**WRITTEN TASK:**
Which lines hold the word "paid"? Copy each of them.

•••••

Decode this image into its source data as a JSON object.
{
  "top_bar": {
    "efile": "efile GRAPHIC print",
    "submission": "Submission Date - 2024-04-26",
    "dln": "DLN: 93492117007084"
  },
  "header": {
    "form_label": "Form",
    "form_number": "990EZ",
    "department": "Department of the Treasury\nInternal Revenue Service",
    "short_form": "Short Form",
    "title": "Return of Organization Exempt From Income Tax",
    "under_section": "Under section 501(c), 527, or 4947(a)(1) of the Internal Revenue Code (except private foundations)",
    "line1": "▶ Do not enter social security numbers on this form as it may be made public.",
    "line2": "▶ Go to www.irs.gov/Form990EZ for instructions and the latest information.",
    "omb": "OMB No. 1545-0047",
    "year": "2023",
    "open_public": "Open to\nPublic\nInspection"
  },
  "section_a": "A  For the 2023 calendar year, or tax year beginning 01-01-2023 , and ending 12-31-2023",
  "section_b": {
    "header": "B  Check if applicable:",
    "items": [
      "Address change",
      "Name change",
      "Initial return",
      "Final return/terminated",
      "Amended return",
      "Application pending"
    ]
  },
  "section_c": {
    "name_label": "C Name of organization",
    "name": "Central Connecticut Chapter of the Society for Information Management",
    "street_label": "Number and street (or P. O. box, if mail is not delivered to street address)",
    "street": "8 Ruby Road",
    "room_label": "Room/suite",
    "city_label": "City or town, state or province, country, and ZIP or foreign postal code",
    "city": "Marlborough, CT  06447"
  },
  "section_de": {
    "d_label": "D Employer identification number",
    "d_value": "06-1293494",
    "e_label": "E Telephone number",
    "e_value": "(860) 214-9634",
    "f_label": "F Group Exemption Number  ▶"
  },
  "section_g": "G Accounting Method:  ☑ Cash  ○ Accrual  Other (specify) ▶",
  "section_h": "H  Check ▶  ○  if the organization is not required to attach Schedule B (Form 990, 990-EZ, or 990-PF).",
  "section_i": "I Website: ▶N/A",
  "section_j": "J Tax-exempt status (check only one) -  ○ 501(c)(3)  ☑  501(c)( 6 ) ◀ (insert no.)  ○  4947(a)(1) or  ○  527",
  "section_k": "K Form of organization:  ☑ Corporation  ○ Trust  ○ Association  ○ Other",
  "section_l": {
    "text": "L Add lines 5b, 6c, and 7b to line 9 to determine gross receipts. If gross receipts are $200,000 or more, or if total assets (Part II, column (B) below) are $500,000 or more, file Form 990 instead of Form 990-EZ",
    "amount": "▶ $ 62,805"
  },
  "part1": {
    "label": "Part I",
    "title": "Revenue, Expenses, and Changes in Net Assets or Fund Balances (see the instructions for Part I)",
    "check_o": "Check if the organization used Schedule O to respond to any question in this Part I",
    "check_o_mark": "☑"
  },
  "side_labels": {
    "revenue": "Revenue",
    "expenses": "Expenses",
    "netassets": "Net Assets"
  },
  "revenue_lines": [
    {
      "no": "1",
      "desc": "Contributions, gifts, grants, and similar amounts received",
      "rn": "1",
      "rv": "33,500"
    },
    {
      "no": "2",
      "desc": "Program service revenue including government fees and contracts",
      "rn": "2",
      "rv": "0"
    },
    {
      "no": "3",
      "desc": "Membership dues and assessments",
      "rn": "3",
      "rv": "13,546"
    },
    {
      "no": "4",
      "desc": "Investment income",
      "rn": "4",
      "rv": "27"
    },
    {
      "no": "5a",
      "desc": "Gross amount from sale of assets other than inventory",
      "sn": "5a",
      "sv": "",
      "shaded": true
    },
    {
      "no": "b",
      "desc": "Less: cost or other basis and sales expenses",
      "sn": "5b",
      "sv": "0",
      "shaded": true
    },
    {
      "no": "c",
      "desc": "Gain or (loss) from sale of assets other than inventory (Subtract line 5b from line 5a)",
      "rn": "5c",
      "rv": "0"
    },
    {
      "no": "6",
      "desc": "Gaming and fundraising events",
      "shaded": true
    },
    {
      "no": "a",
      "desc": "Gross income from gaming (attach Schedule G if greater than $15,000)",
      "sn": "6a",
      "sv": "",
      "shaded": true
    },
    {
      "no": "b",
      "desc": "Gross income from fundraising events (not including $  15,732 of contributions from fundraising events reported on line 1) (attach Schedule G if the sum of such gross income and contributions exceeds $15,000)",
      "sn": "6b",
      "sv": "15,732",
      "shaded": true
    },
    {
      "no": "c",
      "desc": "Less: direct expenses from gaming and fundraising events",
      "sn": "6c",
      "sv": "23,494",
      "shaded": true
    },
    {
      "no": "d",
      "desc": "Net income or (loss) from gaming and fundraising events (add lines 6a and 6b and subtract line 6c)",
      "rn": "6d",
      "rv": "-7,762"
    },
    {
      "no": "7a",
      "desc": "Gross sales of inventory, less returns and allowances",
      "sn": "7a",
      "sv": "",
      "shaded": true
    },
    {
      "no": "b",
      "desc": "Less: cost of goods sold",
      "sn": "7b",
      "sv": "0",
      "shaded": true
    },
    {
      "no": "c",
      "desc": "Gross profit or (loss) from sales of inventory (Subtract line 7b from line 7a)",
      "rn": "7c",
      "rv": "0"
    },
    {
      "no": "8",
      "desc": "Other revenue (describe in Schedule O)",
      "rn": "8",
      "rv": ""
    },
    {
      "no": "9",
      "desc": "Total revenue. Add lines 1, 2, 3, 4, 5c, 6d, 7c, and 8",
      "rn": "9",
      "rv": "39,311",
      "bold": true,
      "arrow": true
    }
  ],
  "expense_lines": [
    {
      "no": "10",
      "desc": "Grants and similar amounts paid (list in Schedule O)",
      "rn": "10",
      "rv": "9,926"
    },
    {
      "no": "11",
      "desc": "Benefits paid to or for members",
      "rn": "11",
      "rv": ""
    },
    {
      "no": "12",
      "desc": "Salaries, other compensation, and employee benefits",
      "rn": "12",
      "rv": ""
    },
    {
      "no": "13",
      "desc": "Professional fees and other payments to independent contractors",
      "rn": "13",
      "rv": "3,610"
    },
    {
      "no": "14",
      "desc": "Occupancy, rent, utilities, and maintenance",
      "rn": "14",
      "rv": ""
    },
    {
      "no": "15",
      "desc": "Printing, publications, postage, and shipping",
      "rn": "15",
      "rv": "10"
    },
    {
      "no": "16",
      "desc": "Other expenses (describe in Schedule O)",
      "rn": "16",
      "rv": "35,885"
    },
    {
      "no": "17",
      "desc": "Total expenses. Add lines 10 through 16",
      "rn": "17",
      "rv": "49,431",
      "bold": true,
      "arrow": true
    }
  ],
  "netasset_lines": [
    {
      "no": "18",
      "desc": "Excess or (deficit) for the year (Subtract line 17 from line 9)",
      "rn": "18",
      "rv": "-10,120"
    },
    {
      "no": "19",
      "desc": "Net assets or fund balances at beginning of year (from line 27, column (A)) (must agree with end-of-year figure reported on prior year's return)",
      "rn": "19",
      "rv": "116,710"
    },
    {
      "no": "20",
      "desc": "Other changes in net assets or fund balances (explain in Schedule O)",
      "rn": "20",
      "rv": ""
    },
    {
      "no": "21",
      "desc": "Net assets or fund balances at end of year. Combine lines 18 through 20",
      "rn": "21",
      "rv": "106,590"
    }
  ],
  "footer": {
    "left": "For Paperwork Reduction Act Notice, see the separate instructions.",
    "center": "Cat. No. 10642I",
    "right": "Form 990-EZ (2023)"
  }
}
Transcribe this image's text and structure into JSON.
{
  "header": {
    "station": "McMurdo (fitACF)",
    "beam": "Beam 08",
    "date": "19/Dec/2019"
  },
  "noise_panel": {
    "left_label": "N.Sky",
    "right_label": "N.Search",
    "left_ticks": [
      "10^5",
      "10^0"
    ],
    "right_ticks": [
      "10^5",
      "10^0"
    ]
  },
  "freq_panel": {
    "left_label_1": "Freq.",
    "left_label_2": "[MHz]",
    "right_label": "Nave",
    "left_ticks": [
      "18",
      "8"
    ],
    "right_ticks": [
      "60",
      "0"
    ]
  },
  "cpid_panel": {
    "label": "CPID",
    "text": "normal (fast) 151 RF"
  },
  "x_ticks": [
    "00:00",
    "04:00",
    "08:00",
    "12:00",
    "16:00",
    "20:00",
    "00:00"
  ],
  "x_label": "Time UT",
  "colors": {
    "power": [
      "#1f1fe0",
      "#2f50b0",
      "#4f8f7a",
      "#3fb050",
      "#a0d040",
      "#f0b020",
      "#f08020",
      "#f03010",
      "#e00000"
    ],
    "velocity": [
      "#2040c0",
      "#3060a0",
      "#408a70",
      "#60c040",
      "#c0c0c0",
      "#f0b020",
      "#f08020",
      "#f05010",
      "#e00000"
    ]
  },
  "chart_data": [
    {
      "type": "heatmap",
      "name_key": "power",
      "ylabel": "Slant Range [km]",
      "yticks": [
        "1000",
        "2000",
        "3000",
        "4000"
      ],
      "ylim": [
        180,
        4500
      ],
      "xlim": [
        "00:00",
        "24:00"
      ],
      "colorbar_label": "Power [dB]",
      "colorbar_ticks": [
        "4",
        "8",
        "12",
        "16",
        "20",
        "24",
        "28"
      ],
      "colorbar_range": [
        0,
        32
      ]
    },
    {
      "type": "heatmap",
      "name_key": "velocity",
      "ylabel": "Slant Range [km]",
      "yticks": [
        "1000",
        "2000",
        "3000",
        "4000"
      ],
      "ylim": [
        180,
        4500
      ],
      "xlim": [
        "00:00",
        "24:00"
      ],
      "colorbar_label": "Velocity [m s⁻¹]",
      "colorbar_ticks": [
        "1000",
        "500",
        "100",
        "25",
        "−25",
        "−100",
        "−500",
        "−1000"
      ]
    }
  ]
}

•••••

**WORKED ANSWER:**
      "desc": "Grants and similar amounts paid (list in Schedule O)",
      "desc": "Benefits paid to or for members",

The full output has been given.